Exactly reproduce each entry, leaving out nothing.

_Information shown:_
****************************************
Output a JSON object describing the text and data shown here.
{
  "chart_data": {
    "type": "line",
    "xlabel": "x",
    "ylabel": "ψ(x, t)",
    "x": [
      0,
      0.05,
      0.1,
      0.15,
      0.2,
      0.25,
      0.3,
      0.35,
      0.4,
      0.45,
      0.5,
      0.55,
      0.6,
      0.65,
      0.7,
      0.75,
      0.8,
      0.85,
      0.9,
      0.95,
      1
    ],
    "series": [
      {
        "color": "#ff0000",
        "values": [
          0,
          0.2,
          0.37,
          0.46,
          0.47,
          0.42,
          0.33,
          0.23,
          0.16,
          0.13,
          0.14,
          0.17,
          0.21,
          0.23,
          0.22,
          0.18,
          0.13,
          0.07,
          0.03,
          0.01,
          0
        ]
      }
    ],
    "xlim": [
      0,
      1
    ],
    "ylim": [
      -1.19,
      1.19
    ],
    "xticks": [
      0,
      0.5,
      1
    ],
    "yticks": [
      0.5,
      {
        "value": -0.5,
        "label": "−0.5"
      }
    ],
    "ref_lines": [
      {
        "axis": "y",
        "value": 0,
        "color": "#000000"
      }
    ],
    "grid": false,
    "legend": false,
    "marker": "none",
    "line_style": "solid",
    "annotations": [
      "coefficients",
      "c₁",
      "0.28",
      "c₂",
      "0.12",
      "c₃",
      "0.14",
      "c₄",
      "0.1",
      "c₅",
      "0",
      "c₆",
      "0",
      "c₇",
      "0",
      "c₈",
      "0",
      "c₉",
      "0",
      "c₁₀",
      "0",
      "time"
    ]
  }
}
****************************************
_Final answer:_
Output a JSON object describing the text and data shown here.
{
  "chart_data": {
    "type": "line",
    "xlabel": "x",
    "ylabel": "ψ(x, t)",
    "x": [
      0,
      0.05,
      0.1,
      0.15,
      0.2,
      0.25,
      0.3,
      0.35,
      0.4,
      0.45,
      0.5,
      0.55,
      0.6,
      0.65,
      0.7,
      0.75,
      0.8,
      0.85,
      0.9,
      0.95,
      1
    ],
    "series": [
      {
        "color": "#ff0000",
        "values": [
          0,
          0.2,
          0.37,
          0.46,
          0.47,
          0.42,
          0.33,
          0.23,
          0.16,
          0.13,
          0.14,
          0.17,
          0.21,
          0.23,
          0.22,
          0.18,
          0.13,
          0.07,
          0.03,
          0.01,
          0
        ]
      }
    ],
    "xlim": [
      0,
      1
    ],
    "ylim": [
      -1.19,
      1.19
    ],
    "xticks": [
      0,
      0.5,
      1
    ],
    "yticks": [
      0.5,
      {
        "value": -0.5,
        "label": "−0.5"
      }
    ],
    "ref_lines": [
      {
        "axis": "y",
        "value": 0,
        "color": "#000000"
      }
    ],
    "grid": false,
    "legend": false,
    "marker": "none",
    "line_style": "solid",
    "annotations": [
      "coefficients",
      "c₁",
      "0.28",
      "c₂",
      "0.12",
      "c₃",
      "0.14",
      "c₄",
      "0.1",
      "c₅",
      "0",
      "c₆",
      "0",
      "c₇",
      "0",
      "c₈",
      "0",
      "c₉",
      "0",
      "c₁₀",
      "0",
      "time"
    ]
  }
}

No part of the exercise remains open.